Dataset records
···

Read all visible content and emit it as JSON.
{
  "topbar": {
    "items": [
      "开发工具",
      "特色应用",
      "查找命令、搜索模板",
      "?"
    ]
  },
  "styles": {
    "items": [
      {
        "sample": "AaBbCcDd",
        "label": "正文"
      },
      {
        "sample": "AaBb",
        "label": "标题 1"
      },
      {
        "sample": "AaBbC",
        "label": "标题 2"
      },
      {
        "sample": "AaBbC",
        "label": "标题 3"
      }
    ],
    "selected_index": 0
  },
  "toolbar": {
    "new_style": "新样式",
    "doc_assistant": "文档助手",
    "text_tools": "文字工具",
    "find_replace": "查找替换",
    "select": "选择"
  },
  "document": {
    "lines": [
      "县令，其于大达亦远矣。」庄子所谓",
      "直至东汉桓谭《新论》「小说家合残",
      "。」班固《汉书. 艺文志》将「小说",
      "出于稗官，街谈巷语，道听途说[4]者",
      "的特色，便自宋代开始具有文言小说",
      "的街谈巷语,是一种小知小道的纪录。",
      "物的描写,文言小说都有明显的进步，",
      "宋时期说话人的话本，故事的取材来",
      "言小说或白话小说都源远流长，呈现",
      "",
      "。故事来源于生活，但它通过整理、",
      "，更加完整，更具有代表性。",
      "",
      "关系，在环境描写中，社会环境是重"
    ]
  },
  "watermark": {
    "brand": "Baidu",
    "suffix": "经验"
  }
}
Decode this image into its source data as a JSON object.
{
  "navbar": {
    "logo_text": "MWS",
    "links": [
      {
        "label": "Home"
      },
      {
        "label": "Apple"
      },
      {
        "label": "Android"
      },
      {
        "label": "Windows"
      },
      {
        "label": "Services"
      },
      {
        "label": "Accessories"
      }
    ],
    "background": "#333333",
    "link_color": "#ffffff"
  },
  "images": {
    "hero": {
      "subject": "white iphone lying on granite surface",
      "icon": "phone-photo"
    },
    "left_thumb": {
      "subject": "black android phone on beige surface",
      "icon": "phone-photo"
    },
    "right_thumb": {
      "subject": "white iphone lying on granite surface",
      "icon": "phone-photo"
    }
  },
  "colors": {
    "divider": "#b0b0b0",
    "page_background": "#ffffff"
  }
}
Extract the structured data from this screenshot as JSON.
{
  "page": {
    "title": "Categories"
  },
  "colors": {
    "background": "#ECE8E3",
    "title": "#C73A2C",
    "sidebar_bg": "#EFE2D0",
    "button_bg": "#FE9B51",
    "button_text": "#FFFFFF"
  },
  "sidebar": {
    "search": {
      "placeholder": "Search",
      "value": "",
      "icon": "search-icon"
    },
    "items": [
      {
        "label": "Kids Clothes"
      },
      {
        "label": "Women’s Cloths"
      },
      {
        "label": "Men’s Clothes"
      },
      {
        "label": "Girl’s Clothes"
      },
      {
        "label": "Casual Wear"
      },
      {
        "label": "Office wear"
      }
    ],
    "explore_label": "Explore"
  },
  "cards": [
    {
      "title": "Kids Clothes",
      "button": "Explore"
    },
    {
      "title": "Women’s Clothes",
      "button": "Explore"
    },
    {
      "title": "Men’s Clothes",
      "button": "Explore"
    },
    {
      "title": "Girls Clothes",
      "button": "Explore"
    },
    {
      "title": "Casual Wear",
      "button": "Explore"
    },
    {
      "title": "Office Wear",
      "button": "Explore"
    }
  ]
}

···

• _EXERCISE TASK_:
Write out every entry again, keeping each line exactly the same.

• _EXERCISE RESPONSE_:
Read all visible content and emit it as JSON.
{
  "topbar": {
    "items": [
      "开发工具",
      "特色应用",
      "查找命令、搜索模板",
      "?"
    ]
  },
  "styles": {
    "items": [
      {
        "sample": "AaBbCcDd",
        "label": "正文"
      },
      {
        "sample": "AaBb",
        "label": "标题 1"
      },
      {
        "sample": "AaBbC",
        "label": "标题 2"
      },
      {
        "sample": "AaBbC",
        "label": "标题 3"
      }
    ],
    "selected_index": 0
  },
  "toolbar": {
    "new_style": "新样式",
    "doc_assistant": "文档助手",
    "text_tools": "文字工具",
    "find_replace": "查找替换",
    "select": "选择"
  },
  "document": {
    "lines": [
      "县令，其于大达亦远矣。」庄子所谓",
      "直至东汉桓谭《新论》「小说家合残",
      "。」班固《汉书. 艺文志》将「小说",
      "出于稗官，街谈巷语，道听途说[4]者",
      "的特色，便自宋代开始具有文言小说",
      "的街谈巷语,是一种小知小道的纪录。",
      "物的描写,文言小说都有明显的进步，",
      "宋时期说话人的话本，故事的取材来",
      "言小说或白话小说都源远流长，呈现",
      "",
      "。故事来源于生活，但它通过整理、",
      "，更加完整，更具有代表性。",
      "",
      "关系，在环境描写中，社会环境是重"
    ]
  },
  "watermark": {
    "brand": "Baidu",
    "suffix": "经验"
  }
}
Decode this image into its source data as a JSON object.
{
  "navbar": {
    "logo_text": "MWS",
    "links": [
      {
        "label": "Home"
      },
      {
        "label": "Apple"
      },
      {
        "label": "Android"
      },
      {
        "label": "Windows"
      },
      {
        "label": "Services"
      },
      {
        "label": "Accessories"
      }
    ],
    "background": "#333333",
    "link_color": "#ffffff"
  },
  "images": {
    "hero": {
      "subject": "white iphone lying on granite surface",
      "icon": "phone-photo"
    },
    "left_thumb": {
      "subject": "black android phone on beige surface",
      "icon": "phone-photo"
    },
    "right_thumb": {
      "subject": "white iphone lying on granite surface",
      "icon": "phone-photo"
    }
  },
  "colors": {
    "divider": "#b0b0b0",
    "page_background": "#ffffff"
  }
}
Extract the structured data from this screenshot as JSON.
{
  "page": {
    "title": "Categories"
  },
  "colors": {
    "background": "#ECE8E3",
    "title": "#C73A2C",
    "sidebar_bg": "#EFE2D0",
    "button_bg": "#FE9B51",
    "button_text": "#FFFFFF"
  },
  "sidebar": {
    "search": {
      "placeholder": "Search",
      "value": "",
      "icon": "search-icon"
    },
    "items": [
      {
        "label": "Kids Clothes"
      },
      {
        "label": "Women’s Cloths"
      },
      {
        "label": "Men’s Clothes"
      },
      {
        "label": "Girl’s Clothes"
      },
      {
        "label": "Casual Wear"
      },
      {
        "label": "Office wear"
      }
    ],
    "explore_label": "Explore"
  },
  "cards": [
    {
      "title": "Kids Clothes",
      "button": "Explore"
    },
    {
      "title": "Women’s Clothes",
      "button": "Explore"
    },
    {
      "title": "Men’s Clothes",
      "button": "Explore"
    },
    {
      "title": "Girls Clothes",
      "button": "Explore"
    },
    {
      "title": "Casual Wear",
      "button": "Explore"
    },
    {
      "title": "Office Wear",
      "button": "Explore"
    }
  ]
}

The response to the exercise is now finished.